A collective loss
I honour Bert Witvoet for his encouragement both as a writer and editor. He stuck with me when I was very ill with depression. He once took Betsey and me to a sight-seeing tour of the Niagara Peninsula, dropped us off in a drenching downpour at the railing overlooking Niagara Falls, and came back to pick us up . . . eventually. Some honeymoon. Our world is poorer for his absence.
Christian Ed leader
I grew up with Bert in Bowmanville, Ontario in the early days of immigration. His brother Lowell was married to my sister Nell, and so I saw him often at family functions. I really appreciate the obituary CC wrote on him (by Peter Schuurman and Angela Reitsma Bick, March 23, 2020). Besides being a Christian Courier editor, he was a giant in the Canadian Christian school movement.
Harry Van Belle
In one of my earliest submissions to Calvinist Contact, I asked Bert, familiarly, if it was OK to call him that. He replied, “Dear Cathy, It was good to hear from you. I’m glad you want to call me Bert. I usually offer people two choices: they can either call me Bert or majesty, whichever feels more comfortable to them.” His 1989 poem, “only sailors make it to heaven,” begins “Sailors are believers; believers, sailors. Who else says, I need the breath of God to reach my destination?”
Now the Breath of God has swept Bert himself home and I can’t help but think of the conclusion of C.S. Lewis’s The Voyage of the Dawn Treader. When the Dawn Treader could sail no farther, Reepicheep, believer and sailor of the rarest kind, marched fearlessly into the waters of the Utter East to find his way to Aslan’s country. Bert was that kind of matchless visionary, one who gave his royal best to the Ruler of the wind and the waves.

.....

* EXERCISE TASKS
1: In the letters about Bert Witvoet, what two choices did Bert say he usually offered people for what to call him?
2: Continue the letters about Bert Witvoet from the point where they stop.

* INFORMATION PROVIDED

.....

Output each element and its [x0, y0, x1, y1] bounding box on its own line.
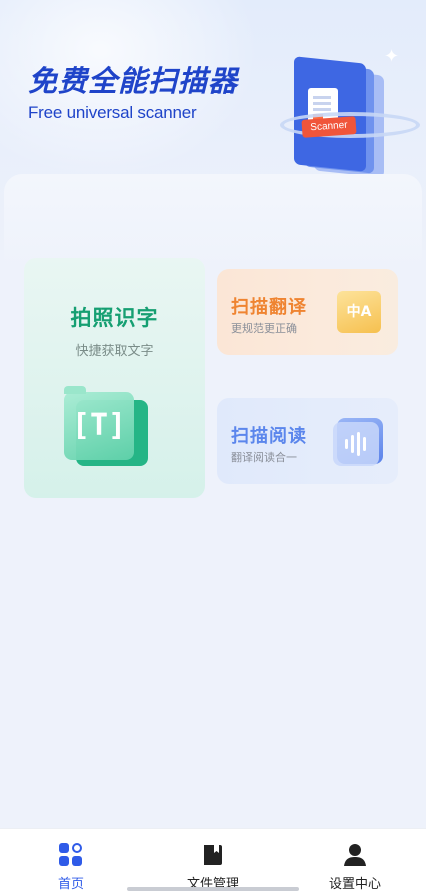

.....

* ANSWERS FOR THE EXERCISE
1: He offered them the choice of calling him Bert or majesty.

2:
‘Go beyond the words!’
When I received the news of Mr. Witvoet’s “ascension into paradise,” the image that came to me was of him standing in front of the class at Hamilton District Christian High with book in his hand, saying: “You have to read into the book, go beyond the words and create images of what you see as you are reading!”
I have maintained this discipline to this day and find it very helpful. This also served me well writing marketing briefs and later on when running my photography business.
Mr. Witvoet was always very kind and compassionate and gave freely of his time to discuss any issue. He loved to be challenged and would challenge you right back. We who were taught by him will always have something that he gave. We just have to look for it, to go beyond.
Stuart John Tigchelaar
Imagination and adventure
I’m thankful for your article [Peter Schuurman and Angela Reitsma Bick, March 23] about Bert and that you used the word “adventure” a few times. Bert’s smile and his chuckle said so much, for me, and “adventure” was part of that mix.
I was a terrible high school student, looking for every opportunity to get out of work. One day in winter, I’d found an excuse to get out of class; the halls were deliciously empty, with locker doors half open, knitted scarves snaking from the bottom of some. Around 20 feet ahead of me, Bert emerged from a classroom, his back to me, heading for the stairs as well. Suddenly he stopped in front of one of those scarves, looked down and jumped up and down on it, as if it was a poisonous snake. Did he say, “kill it! kill it!” or was that just my runaway imagination? Anyway, a few jumps, and off he continued towards the stairs.
Bert’s sense of fun and drama, mixed with his challenges to me at that age, his vision and practice at that time, of what a Christian education can look like, and the price he, Alice, and the rest of the TDCH staff were willing to pay, spoke volumes to me as a Grade 12er in 1969. And that was just the beginning of our relationship.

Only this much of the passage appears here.